PROBLEM TO SOLVE>
From the listing below, return each line that includes "Yönetimi".

RECORDS PROVIDED>
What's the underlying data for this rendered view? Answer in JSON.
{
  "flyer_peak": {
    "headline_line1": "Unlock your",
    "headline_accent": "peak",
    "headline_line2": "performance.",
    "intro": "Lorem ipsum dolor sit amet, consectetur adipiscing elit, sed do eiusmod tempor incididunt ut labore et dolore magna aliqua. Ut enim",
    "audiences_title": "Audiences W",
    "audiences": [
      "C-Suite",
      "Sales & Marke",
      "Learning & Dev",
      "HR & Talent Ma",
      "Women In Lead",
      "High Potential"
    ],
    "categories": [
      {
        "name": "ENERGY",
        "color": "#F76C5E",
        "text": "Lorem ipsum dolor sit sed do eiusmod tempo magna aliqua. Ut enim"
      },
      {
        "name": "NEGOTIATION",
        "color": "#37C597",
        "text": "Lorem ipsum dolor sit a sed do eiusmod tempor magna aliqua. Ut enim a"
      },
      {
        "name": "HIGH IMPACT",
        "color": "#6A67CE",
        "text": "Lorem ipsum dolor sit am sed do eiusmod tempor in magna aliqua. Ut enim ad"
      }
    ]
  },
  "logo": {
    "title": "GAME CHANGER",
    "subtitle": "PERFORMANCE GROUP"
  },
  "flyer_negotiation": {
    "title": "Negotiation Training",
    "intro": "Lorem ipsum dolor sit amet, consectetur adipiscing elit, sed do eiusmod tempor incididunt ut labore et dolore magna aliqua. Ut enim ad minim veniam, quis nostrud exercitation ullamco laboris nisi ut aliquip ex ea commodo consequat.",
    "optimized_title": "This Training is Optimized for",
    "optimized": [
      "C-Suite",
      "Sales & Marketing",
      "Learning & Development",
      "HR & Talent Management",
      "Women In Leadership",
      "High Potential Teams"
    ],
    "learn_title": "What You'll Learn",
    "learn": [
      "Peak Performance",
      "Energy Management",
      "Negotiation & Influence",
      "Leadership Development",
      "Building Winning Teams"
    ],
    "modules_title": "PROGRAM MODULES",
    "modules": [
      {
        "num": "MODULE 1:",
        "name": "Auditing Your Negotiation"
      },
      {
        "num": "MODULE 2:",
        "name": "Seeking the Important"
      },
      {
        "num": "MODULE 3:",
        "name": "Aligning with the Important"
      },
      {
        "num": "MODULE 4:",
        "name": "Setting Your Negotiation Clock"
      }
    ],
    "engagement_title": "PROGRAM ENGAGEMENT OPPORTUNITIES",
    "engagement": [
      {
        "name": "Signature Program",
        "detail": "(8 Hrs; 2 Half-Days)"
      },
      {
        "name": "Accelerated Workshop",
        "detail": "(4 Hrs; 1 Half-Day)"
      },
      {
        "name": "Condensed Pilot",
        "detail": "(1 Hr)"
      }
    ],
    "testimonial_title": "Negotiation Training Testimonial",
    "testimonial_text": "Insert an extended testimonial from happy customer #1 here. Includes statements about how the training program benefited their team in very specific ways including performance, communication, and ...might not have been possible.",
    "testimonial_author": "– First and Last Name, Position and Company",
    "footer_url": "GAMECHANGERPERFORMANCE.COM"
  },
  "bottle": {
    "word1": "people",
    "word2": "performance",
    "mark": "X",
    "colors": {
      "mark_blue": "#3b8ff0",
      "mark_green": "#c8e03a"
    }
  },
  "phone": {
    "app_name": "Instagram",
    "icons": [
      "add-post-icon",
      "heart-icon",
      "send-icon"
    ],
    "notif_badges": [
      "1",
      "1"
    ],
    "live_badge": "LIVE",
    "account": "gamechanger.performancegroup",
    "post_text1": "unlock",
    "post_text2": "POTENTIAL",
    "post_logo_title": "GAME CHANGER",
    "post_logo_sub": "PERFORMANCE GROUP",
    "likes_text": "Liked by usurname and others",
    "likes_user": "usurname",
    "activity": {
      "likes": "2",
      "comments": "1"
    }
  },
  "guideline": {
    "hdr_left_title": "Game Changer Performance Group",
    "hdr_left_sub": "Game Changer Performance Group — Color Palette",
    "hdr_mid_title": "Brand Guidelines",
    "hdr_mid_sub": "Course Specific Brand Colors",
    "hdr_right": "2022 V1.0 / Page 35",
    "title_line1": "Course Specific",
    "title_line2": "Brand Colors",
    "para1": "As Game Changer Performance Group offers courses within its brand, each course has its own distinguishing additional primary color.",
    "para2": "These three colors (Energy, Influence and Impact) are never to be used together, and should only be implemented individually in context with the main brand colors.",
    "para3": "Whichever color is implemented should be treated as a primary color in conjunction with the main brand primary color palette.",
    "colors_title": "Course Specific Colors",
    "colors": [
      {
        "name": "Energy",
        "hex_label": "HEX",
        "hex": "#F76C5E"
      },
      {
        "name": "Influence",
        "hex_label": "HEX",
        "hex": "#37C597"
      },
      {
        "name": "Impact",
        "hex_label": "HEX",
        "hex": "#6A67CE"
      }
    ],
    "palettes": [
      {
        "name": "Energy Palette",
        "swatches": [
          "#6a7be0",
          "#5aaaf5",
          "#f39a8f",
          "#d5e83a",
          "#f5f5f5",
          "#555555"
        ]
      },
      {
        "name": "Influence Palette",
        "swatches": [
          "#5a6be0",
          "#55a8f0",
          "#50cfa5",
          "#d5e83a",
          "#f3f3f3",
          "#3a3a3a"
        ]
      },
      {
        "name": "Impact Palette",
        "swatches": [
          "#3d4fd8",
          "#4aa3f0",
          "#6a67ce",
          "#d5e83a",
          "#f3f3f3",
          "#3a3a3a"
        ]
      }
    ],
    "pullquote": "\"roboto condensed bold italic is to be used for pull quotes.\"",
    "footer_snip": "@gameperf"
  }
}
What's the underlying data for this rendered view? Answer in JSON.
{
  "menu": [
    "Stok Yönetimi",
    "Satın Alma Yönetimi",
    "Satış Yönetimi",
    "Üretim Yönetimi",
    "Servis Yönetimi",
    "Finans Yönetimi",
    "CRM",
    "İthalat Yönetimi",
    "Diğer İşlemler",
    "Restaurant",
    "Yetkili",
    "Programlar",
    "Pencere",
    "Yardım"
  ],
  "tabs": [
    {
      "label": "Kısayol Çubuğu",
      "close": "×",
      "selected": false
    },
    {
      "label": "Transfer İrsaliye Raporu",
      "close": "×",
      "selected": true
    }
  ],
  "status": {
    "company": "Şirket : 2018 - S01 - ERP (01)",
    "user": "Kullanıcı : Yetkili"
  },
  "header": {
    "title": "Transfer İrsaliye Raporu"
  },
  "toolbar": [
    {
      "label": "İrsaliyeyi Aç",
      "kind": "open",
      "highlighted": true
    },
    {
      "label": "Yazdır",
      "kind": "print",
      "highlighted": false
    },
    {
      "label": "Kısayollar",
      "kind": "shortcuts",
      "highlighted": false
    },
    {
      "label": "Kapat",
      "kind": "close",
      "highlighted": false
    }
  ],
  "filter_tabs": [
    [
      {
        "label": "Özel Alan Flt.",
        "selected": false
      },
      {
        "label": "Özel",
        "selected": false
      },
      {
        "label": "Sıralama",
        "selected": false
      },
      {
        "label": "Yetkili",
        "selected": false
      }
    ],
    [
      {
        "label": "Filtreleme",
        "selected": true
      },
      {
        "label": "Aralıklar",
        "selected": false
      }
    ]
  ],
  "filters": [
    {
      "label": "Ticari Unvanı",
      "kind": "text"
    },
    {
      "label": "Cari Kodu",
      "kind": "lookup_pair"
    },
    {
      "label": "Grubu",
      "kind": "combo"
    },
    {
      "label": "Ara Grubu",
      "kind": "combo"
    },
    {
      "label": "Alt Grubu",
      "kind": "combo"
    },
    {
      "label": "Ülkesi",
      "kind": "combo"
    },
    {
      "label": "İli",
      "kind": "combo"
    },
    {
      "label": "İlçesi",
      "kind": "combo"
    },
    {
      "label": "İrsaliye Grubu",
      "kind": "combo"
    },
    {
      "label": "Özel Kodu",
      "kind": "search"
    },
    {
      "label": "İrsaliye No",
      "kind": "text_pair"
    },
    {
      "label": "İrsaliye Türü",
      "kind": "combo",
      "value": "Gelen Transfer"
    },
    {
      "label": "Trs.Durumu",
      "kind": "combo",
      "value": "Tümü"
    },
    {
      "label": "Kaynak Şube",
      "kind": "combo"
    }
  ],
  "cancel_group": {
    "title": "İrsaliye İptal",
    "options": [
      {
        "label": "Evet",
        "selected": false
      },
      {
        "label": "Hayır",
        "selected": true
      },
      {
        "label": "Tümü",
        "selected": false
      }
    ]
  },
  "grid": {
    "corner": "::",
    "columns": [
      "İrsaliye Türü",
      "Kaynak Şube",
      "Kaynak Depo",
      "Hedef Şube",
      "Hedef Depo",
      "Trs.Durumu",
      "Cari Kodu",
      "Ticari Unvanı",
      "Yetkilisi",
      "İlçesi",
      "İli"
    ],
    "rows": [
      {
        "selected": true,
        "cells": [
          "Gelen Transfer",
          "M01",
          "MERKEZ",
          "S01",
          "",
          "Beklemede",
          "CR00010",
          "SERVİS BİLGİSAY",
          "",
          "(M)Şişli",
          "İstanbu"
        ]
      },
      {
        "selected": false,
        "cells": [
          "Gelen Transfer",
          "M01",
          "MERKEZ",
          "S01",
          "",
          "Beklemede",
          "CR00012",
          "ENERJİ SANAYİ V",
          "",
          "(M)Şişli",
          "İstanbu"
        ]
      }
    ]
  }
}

EXERCISE RESPONSE>
    "Stok Yönetimi",
    "Satın Alma Yönetimi",
    "Satış Yönetimi",
    "Üretim Yönetimi",
    "Servis Yönetimi",
    "Finans Yönetimi",
    "İthalat Yönetimi",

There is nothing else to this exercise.